Source document:
Types of Bacteria:
Campylobacter Jejuni;
Clostridium Botulinum;
Clostridium Perfringens;
Escherichia Coli;
Listeria Monocytogenes;
Salmonella; Shigella;
Staphylococcus Aureus;
Vibrio Vulnificus;
Yersinia
Restaurant and other institutional chefs, home cooks and anyone else
involved in the preparation of food must be vigilant in their war on
the bacteria that cause food poisoning. And all eaters must be aware
of potential problems. Unfortunately, bacteria can contaminate food
without making their presence known — until it's too late.
The problem of harmful bacteria in the American food supply has
become so acute that the USDA began posting safe-handling labels on
all packages of fresh and frozen meat and poultry in 1994.
Of course, not all bacteria are bad. Many are beneficial — make
that indispensable — to the food industry. For example,
LACTIC ACID
bacteria are used in the manufacture of sour cream, buttermilk,
yogurt, cheese, even sauerkraut. And acetobacter is used in the
production of vinegar.
Those most apt to cause grief:
What it is: This bug causes a severe gastrointestinal upset that
lasts a week or more.
Bacterial source: Raw poultry and meat, unpasteurized milk.
Symptoms of Campylobacteriosis: Abdominal cramps, diarrhea, fever
and, in intense episodes, bloody stools.

Stored items:

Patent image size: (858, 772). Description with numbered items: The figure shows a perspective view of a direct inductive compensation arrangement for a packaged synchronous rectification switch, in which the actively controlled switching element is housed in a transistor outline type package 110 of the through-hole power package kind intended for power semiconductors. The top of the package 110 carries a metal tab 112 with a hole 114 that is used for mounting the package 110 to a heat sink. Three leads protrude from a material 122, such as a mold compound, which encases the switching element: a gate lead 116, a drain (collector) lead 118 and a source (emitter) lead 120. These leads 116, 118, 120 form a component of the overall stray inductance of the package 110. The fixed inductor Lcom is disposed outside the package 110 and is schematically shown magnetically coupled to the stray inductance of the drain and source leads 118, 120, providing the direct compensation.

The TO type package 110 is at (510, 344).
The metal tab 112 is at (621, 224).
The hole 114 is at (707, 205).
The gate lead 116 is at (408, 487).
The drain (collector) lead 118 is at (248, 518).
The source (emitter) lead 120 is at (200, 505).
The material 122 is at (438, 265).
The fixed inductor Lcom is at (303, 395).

What you need to do:
1. According to the bacteria text, why must everyone who prepares food stay alert to food poisoning bacteria?
2. Output the part of the bacteria text that opens with the words containing "The problem of" and closes with "poultry in 1994.".
3. In the bacteria text, what is acetobacter used to produce?
These records were taken from a different source than the text.

Answers to the tasks:
1. They have to be vigilant because bacteria can contaminate food without making their presence known until it's too late.

2.
The problem of harmful bacteria in the American food supply has
become so acute that the USDA began posting safe-handling labels on
all packages of fresh and frozen meat and poultry in 1994.

3. Vinegar.